# THE TASK
Within the data below, state how many lines contain the string "include". Provide the number only.

# DATA PROVIDED
____

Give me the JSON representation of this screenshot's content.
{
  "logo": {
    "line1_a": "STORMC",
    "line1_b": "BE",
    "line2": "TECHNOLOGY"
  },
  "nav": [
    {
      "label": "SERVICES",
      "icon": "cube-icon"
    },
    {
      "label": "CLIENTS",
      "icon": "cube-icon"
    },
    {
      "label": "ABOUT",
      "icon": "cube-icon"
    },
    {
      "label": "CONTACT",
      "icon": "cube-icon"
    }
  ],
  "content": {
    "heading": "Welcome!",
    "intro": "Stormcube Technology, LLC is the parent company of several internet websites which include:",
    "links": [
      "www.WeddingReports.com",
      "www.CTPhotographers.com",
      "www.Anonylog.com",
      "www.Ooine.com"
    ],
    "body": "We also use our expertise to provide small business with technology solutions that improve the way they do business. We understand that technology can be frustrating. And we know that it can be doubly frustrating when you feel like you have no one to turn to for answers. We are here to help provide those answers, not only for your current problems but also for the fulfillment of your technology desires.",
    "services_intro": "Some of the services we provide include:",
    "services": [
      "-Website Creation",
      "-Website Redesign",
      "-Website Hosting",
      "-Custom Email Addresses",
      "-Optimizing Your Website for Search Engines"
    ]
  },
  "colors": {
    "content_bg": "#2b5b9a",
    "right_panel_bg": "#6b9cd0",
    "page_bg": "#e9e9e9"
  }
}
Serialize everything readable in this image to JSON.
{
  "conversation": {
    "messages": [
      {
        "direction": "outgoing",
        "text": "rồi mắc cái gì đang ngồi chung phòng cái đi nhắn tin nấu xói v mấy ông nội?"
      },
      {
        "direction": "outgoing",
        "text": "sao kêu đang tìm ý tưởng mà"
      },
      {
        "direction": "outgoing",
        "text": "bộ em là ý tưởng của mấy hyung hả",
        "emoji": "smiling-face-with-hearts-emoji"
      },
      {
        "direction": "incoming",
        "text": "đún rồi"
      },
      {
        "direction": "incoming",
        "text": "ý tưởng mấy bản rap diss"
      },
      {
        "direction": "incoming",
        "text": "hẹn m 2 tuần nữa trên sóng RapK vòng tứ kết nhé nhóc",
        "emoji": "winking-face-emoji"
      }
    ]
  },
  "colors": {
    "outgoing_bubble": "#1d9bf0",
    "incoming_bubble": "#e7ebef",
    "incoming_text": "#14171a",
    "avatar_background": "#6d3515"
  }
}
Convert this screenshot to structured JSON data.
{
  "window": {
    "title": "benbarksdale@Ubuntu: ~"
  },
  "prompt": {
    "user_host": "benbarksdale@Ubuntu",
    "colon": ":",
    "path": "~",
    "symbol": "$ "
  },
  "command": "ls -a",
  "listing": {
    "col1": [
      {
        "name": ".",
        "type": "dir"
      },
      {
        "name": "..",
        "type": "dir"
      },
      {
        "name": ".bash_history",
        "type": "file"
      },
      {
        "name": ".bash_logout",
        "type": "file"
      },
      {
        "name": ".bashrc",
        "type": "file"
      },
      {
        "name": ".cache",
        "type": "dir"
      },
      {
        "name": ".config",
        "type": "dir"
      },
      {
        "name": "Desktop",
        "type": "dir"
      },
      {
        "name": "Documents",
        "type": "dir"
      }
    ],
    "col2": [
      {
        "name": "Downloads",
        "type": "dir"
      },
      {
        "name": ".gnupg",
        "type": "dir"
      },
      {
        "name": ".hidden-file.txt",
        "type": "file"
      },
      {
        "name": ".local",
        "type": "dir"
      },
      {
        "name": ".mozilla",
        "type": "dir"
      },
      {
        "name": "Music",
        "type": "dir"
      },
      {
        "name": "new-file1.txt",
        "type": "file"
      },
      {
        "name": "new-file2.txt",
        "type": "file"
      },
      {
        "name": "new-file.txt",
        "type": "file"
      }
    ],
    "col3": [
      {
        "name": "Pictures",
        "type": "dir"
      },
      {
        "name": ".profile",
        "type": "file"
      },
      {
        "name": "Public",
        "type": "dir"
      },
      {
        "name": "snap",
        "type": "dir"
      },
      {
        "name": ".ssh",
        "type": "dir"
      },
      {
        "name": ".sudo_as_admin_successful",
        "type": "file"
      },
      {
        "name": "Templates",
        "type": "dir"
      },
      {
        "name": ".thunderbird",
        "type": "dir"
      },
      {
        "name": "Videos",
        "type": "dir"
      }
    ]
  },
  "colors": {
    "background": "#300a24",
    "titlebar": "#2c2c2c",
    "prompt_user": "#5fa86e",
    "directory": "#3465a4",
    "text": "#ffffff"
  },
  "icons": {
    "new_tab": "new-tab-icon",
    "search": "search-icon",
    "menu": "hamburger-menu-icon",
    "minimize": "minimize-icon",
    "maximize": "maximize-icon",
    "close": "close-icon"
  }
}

____

# WRITTEN RESPONSE
2